* _Prompt_
Exact reproduction is required for all entries.

* _Records for this task_
####

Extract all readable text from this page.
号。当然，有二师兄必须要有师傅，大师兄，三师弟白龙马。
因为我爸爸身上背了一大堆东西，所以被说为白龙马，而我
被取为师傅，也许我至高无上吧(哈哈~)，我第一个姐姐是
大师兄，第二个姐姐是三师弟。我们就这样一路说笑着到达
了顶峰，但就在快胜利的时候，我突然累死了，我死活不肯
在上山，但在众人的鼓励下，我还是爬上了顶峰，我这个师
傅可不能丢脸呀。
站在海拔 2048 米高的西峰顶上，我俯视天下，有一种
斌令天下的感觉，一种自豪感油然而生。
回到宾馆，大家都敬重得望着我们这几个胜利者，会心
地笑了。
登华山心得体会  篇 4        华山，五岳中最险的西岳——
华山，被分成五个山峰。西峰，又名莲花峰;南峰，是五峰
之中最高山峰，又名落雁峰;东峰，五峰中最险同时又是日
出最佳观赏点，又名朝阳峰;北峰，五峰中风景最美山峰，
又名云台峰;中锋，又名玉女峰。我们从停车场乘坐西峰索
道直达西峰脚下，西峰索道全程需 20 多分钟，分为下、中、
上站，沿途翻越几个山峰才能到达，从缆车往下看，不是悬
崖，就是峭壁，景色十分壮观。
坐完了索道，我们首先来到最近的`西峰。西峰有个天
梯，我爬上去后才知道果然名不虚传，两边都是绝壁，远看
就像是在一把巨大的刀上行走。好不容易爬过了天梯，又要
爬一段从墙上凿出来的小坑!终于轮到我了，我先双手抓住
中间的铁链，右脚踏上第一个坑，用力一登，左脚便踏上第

####

* _Correct answer_
Extract all readable text from this page.
号。当然，有二师兄必须要有师傅，大师兄，三师弟白龙马。
因为我爸爸身上背了一大堆东西，所以被说为白龙马，而我
被取为师傅，也许我至高无上吧(哈哈~)，我第一个姐姐是
大师兄，第二个姐姐是三师弟。我们就这样一路说笑着到达
了顶峰，但就在快胜利的时候，我突然累死了，我死活不肯
在上山，但在众人的鼓励下，我还是爬上了顶峰，我这个师
傅可不能丢脸呀。
站在海拔 2048 米高的西峰顶上，我俯视天下，有一种
斌令天下的感觉，一种自豪感油然而生。
回到宾馆，大家都敬重得望着我们这几个胜利者，会心
地笑了。
登华山心得体会  篇 4        华山，五岳中最险的西岳——
华山，被分成五个山峰。西峰，又名莲花峰;南峰，是五峰
之中最高山峰，又名落雁峰;东峰，五峰中最险同时又是日
出最佳观赏点，又名朝阳峰;北峰，五峰中风景最美山峰，
又名云台峰;中锋，又名玉女峰。我们从停车场乘坐西峰索
道直达西峰脚下，西峰索道全程需 20 多分钟，分为下、中、
上站，沿途翻越几个山峰才能到达，从缆车往下看，不是悬
崖，就是峭壁，景色十分壮观。
坐完了索道，我们首先来到最近的`西峰。西峰有个天
梯，我爬上去后才知道果然名不虚传，两边都是绝壁，远看
就像是在一把巨大的刀上行走。好不容易爬过了天梯，又要
爬一段从墙上凿出来的小坑!终于轮到我了，我先双手抓住
中间的铁链，右脚踏上第一个坑，用力一登，左脚便踏上第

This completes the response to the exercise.